MATERIAL FOR THIS TASK.
>> START
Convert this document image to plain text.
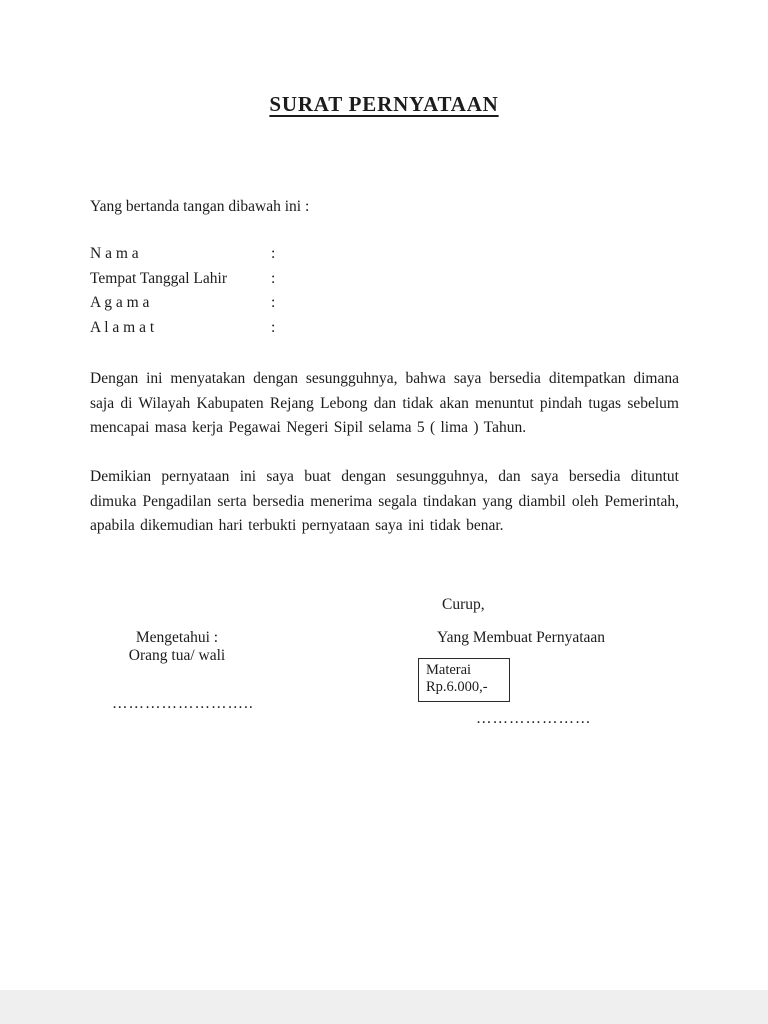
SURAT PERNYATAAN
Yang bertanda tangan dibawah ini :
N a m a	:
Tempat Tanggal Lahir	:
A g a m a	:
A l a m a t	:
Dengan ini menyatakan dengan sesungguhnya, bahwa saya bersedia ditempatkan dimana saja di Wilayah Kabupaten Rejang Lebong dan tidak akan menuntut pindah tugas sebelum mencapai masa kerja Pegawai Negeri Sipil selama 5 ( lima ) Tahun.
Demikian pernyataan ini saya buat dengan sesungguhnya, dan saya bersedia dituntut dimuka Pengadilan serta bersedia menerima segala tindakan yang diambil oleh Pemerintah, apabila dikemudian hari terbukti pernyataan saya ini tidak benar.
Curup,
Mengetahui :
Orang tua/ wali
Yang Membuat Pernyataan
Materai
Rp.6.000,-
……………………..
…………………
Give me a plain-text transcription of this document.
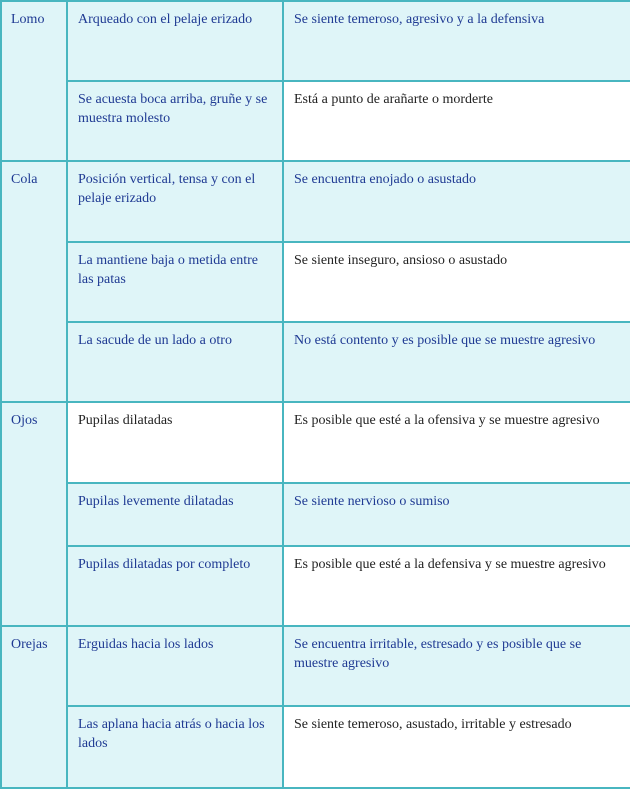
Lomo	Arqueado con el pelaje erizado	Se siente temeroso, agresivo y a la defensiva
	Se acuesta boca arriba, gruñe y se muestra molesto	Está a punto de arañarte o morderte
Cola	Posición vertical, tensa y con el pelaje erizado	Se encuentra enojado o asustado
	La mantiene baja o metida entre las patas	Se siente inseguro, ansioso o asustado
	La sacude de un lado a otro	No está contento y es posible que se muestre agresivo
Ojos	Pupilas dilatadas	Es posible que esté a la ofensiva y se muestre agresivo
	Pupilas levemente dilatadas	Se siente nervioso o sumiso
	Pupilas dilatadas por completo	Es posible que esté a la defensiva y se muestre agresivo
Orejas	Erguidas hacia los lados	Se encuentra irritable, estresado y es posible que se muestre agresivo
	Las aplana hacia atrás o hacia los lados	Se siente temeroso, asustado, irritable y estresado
>> END
WORK TO DO.
Extract every line containing the string "agresivo" from the material.

WRITTEN SOLUTION.
Lomo	Arqueado con el pelaje erizado	Se siente temeroso, agresivo y a la defensiva
	La sacude de un lado a otro	No está contento y es posible que se muestre agresivo
Ojos	Pupilas dilatadas	Es posible que esté a la ofensiva y se muestre agresivo
	Pupilas dilatadas por completo	Es posible que esté a la defensiva y se muestre agresivo
Orejas	Erguidas hacia los lados	Se encuentra irritable, estresado y es posible que se muestre agresivo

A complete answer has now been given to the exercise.